_GIVEN DATA_
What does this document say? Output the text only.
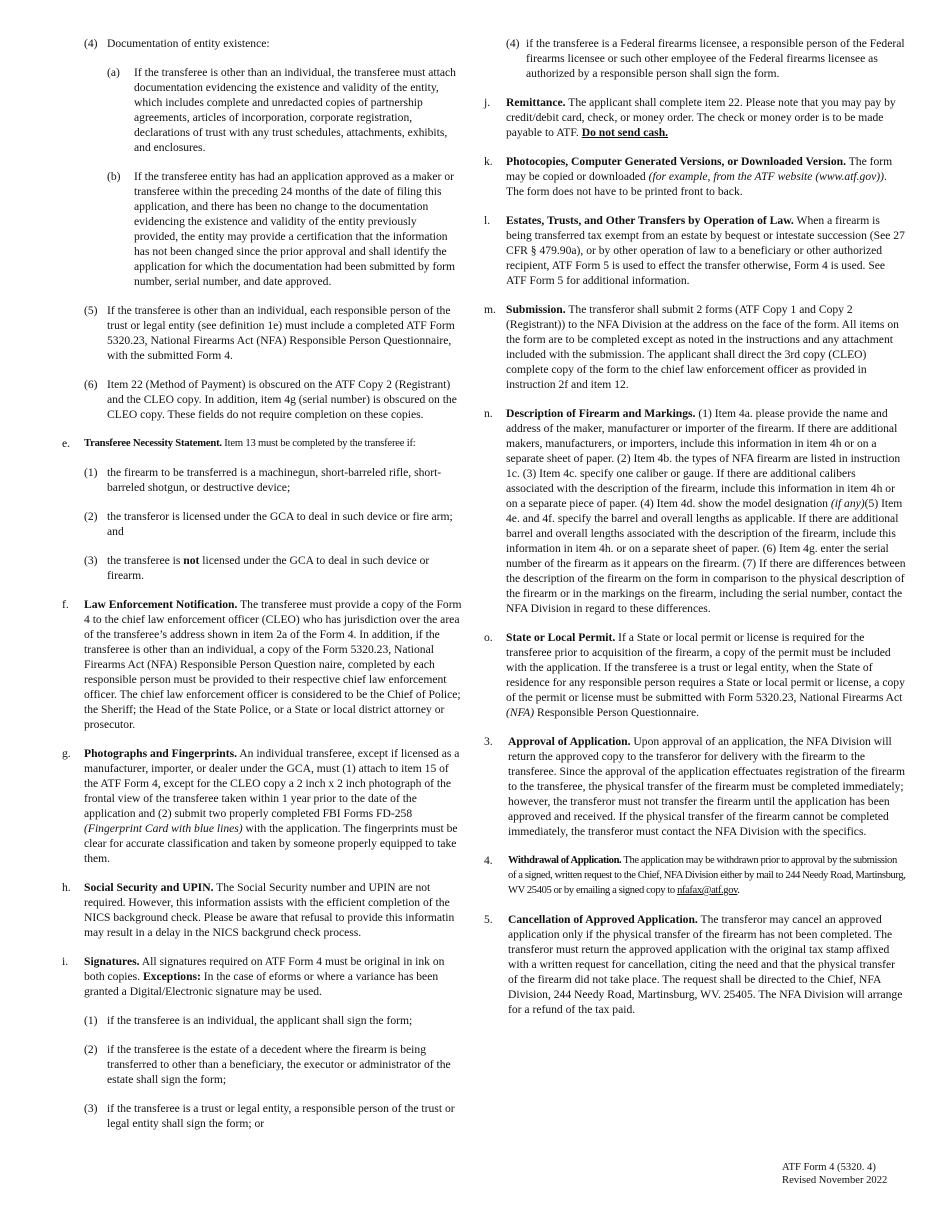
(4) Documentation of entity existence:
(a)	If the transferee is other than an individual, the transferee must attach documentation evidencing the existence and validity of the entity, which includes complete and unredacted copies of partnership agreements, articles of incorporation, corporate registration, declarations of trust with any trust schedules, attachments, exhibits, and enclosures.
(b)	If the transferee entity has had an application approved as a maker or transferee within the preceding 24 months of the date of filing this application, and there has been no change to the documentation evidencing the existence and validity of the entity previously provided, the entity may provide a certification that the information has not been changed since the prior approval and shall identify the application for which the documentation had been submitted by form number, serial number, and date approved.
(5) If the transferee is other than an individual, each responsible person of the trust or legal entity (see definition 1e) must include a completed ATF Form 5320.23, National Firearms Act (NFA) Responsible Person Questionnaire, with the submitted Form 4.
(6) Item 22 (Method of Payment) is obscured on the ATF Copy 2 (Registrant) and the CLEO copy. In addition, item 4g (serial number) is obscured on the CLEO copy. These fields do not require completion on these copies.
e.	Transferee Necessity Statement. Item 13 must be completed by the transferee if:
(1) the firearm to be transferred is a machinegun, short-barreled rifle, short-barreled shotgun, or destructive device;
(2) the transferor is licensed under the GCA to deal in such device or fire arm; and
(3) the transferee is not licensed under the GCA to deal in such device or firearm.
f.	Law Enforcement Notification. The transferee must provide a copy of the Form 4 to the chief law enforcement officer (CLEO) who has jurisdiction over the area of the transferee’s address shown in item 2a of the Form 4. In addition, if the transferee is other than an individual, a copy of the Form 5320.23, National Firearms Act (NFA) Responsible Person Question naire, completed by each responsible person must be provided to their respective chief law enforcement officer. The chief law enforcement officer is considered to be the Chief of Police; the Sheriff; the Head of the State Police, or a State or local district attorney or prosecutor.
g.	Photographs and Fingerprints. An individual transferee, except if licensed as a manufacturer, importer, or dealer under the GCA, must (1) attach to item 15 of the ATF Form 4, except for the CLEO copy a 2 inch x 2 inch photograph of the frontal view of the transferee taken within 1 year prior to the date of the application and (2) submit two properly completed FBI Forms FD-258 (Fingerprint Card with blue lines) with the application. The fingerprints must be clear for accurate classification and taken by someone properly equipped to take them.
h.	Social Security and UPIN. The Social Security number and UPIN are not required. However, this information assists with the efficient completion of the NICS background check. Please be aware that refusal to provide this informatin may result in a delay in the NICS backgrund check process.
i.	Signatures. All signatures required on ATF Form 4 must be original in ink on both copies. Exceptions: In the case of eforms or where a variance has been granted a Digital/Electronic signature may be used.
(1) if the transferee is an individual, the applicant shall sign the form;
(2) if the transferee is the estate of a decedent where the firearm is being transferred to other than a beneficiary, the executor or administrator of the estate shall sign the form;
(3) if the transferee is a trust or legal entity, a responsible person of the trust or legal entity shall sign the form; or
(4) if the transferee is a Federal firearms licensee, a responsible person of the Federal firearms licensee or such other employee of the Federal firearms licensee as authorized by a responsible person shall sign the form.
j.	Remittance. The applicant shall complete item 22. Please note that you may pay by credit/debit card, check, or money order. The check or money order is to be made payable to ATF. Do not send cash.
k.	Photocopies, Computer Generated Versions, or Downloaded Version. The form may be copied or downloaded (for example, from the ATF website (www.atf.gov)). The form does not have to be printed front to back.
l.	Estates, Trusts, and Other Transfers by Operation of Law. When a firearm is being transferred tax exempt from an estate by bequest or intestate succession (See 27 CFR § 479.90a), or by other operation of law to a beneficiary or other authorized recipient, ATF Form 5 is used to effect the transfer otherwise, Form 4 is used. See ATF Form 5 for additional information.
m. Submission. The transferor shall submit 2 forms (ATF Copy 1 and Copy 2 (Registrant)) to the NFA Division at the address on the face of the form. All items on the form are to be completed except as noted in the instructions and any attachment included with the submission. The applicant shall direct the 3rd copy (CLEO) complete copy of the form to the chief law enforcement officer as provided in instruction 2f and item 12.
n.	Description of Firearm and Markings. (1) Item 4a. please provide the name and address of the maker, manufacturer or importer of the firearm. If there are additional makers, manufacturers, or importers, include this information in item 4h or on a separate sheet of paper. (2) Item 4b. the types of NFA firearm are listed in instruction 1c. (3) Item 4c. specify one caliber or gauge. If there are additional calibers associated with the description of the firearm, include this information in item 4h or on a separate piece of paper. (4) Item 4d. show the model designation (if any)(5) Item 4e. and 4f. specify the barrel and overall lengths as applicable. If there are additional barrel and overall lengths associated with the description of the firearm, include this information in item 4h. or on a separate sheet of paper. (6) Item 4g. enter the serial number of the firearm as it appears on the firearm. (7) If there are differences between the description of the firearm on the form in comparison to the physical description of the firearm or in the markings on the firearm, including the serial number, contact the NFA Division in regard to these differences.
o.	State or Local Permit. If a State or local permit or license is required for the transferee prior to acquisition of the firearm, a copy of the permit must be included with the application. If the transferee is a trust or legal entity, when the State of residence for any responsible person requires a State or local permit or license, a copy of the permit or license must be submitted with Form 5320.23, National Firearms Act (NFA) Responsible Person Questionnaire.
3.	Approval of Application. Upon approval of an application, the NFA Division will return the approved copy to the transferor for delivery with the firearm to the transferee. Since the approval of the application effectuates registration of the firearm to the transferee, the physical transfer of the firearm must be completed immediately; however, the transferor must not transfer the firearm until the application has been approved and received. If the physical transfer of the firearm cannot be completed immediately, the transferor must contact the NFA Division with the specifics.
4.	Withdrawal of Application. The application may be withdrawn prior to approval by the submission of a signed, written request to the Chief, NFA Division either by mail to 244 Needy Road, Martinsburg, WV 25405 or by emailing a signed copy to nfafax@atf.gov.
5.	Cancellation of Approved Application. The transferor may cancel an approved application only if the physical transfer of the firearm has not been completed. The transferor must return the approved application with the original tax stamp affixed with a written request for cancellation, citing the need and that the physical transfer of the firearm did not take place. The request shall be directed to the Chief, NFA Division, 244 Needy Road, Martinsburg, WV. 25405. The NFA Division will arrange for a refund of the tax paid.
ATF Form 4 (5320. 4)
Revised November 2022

_WORK INSTRUCTIONS_
List all lines holding the string "take".

_RESULT_
g.	Photographs and Fingerprints. An individual transferee, except if licensed as a manufacturer, importer, or dealer under the GCA, must (1) attach to item 15 of the ATF Form 4, except for the CLEO copy a 2 inch x 2 inch photograph of the frontal view of the transferee taken within 1 year prior to the date of the application and (2) submit two properly completed FBI Forms FD-258 (Fingerprint Card with blue lines) with the application. The fingerprints must be clear for accurate classification and taken by someone properly equipped to take them.
5.	Cancellation of Approved Application. The transferor may cancel an approved application only if the physical transfer of the firearm has not been completed. The transferor must return the approved application with the original tax stamp affixed with a written request for cancellation, citing the need and that the physical transfer of the firearm did not take place. The request shall be directed to the Chief, NFA Division, 244 Needy Road, Martinsburg, WV. 25405. The NFA Division will arrange for a refund of the tax paid.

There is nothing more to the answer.